(Recorded data)
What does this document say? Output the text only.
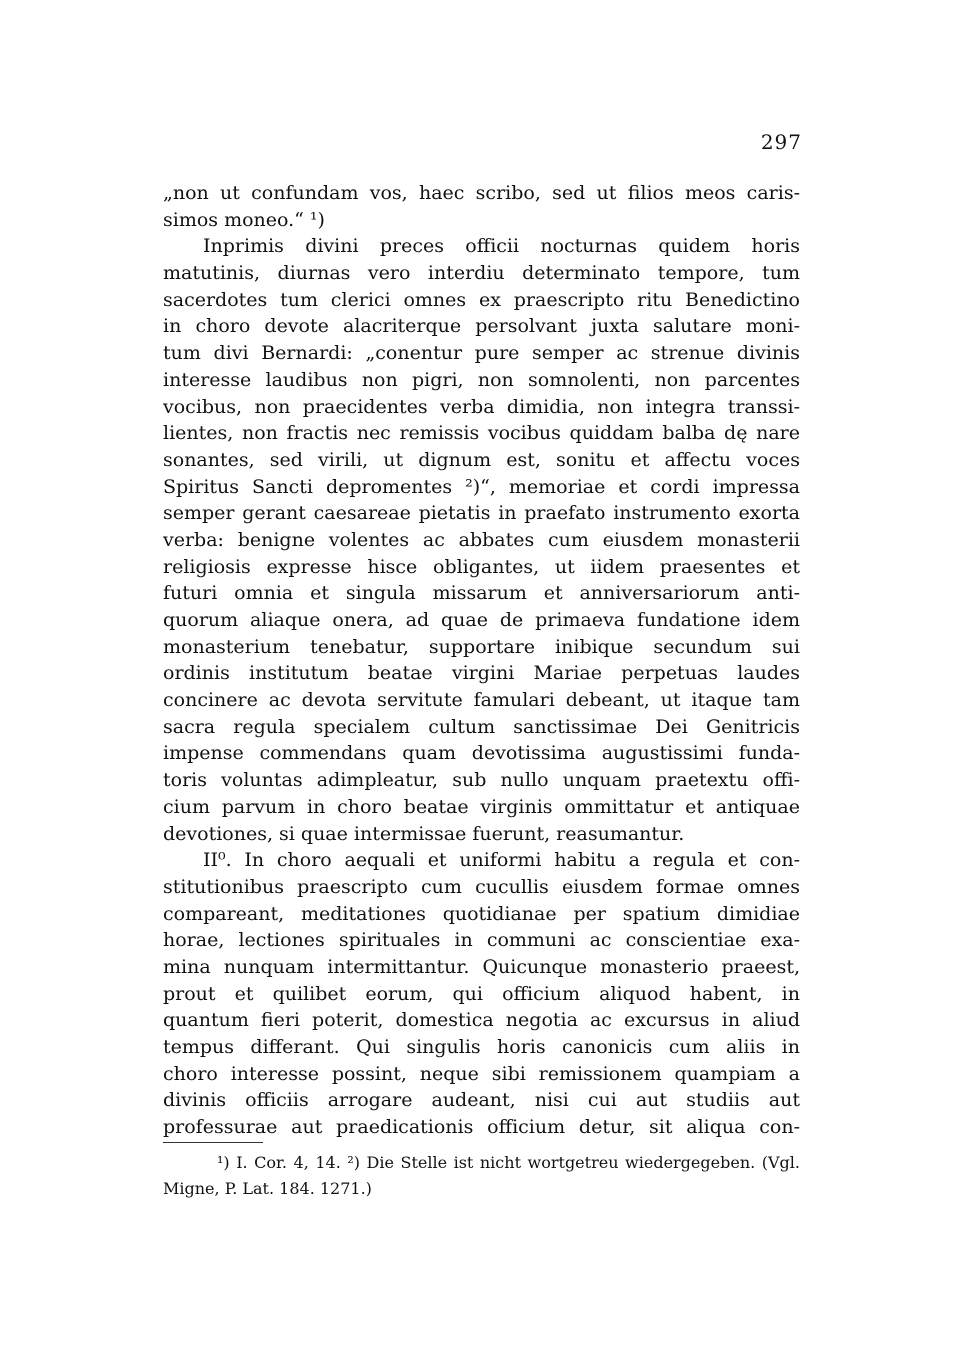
297
„non ut confundam vos, haec scribo, sed ut filios meos caris-
simos moneo.“ ¹)
Inprimis divini preces officii nocturnas quidem horis
matutinis, diurnas vero interdiu determinato tempore, tum
sacerdotes tum clerici omnes ex praescripto ritu Benedictino
in choro devote alacriterque persolvant juxta salutare moni-
tum divi Bernardi: „conentur pure semper ac strenue divinis
interesse laudibus non pigri, non somnolenti, non parcentes
vocibus, non praecidentes verba dimidia, non integra transsi-
lientes, non fractis nec remissis vocibus quiddam balba dę nare
sonantes, sed virili, ut dignum est, sonitu et affectu voces
Spiritus Sancti depromentes ²)“, memoriae et cordi impressa
semper gerant caesareae pietatis in praefato instrumento exorta
verba: benigne volentes ac abbates cum eiusdem monasterii
religiosis expresse hisce obligantes, ut iidem praesentes et
futuri omnia et singula missarum et anniversariorum anti-
quorum aliaque onera, ad quae de primaeva fundatione idem
monasterium tenebatur, supportare inibique secundum sui
ordinis institutum beatae virgini Mariae perpetuas laudes
concinere ac devota servitute famulari debeant, ut itaque tam
sacra regula specialem cultum sanctissimae Dei Genitricis
impense commendans quam devotissima augustissimi funda-
toris voluntas adimpleatur, sub nullo unquam praetextu offi-
cium parvum in choro beatae virginis ommittatur et antiquae
devotiones, si quae intermissae fuerunt, reasumantur.
II⁰. In choro aequali et uniformi habitu a regula et con-
stitutionibus praescripto cum cucullis eiusdem formae omnes
compareant, meditationes quotidianae per spatium dimidiae
horae, lectiones spirituales in communi ac conscientiae exa-
mina nunquam intermittantur. Quicunque monasterio praeest,
prout et quilibet eorum, qui officium aliquod habent, in
quantum fieri poterit, domestica negotia ac excursus in aliud
tempus differant. Qui singulis horis canonicis cum aliis in
choro interesse possint, neque sibi remissionem quampiam a
divinis officiis arrogare audeant, nisi cui aut studiis aut
professurae aut praedicationis officium detur, sit aliqua con-
¹) I. Cor. 4, 14. ²) Die Stelle ist nicht wortgetreu wiedergegeben. (Vgl.
Migne, P. Lat. 184. 1271.)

GIVEN TASK
Repeat each entry exactly as given; no pictures belong in the copy.

SOLUTION BELOW
What does this document say? Output the text only.
297
„non ut confundam vos, haec scribo, sed ut filios meos caris-
simos moneo.“ ¹)
Inprimis divini preces officii nocturnas quidem horis
matutinis, diurnas vero interdiu determinato tempore, tum
sacerdotes tum clerici omnes ex praescripto ritu Benedictino
in choro devote alacriterque persolvant juxta salutare moni-
tum divi Bernardi: „conentur pure semper ac strenue divinis
interesse laudibus non pigri, non somnolenti, non parcentes
vocibus, non praecidentes verba dimidia, non integra transsi-
lientes, non fractis nec remissis vocibus quiddam balba dę nare
sonantes, sed virili, ut dignum est, sonitu et affectu voces
Spiritus Sancti depromentes ²)“, memoriae et cordi impressa
semper gerant caesareae pietatis in praefato instrumento exorta
verba: benigne volentes ac abbates cum eiusdem monasterii
religiosis expresse hisce obligantes, ut iidem praesentes et
futuri omnia et singula missarum et anniversariorum anti-
quorum aliaque onera, ad quae de primaeva fundatione idem
monasterium tenebatur, supportare inibique secundum sui
ordinis institutum beatae virgini Mariae perpetuas laudes
concinere ac devota servitute famulari debeant, ut itaque tam
sacra regula specialem cultum sanctissimae Dei Genitricis
impense commendans quam devotissima augustissimi funda-
toris voluntas adimpleatur, sub nullo unquam praetextu offi-
cium parvum in choro beatae virginis ommittatur et antiquae
devotiones, si quae intermissae fuerunt, reasumantur.
II⁰. In choro aequali et uniformi habitu a regula et con-
stitutionibus praescripto cum cucullis eiusdem formae omnes
compareant, meditationes quotidianae per spatium dimidiae
horae, lectiones spirituales in communi ac conscientiae exa-
mina nunquam intermittantur. Quicunque monasterio praeest,
prout et quilibet eorum, qui officium aliquod habent, in
quantum fieri poterit, domestica negotia ac excursus in aliud
tempus differant. Qui singulis horis canonicis cum aliis in
choro interesse possint, neque sibi remissionem quampiam a
divinis officiis arrogare audeant, nisi cui aut studiis aut
professurae aut praedicationis officium detur, sit aliqua con-
¹) I. Cor. 4, 14. ²) Die Stelle ist nicht wortgetreu wiedergegeben. (Vgl.
Migne, P. Lat. 184. 1271.)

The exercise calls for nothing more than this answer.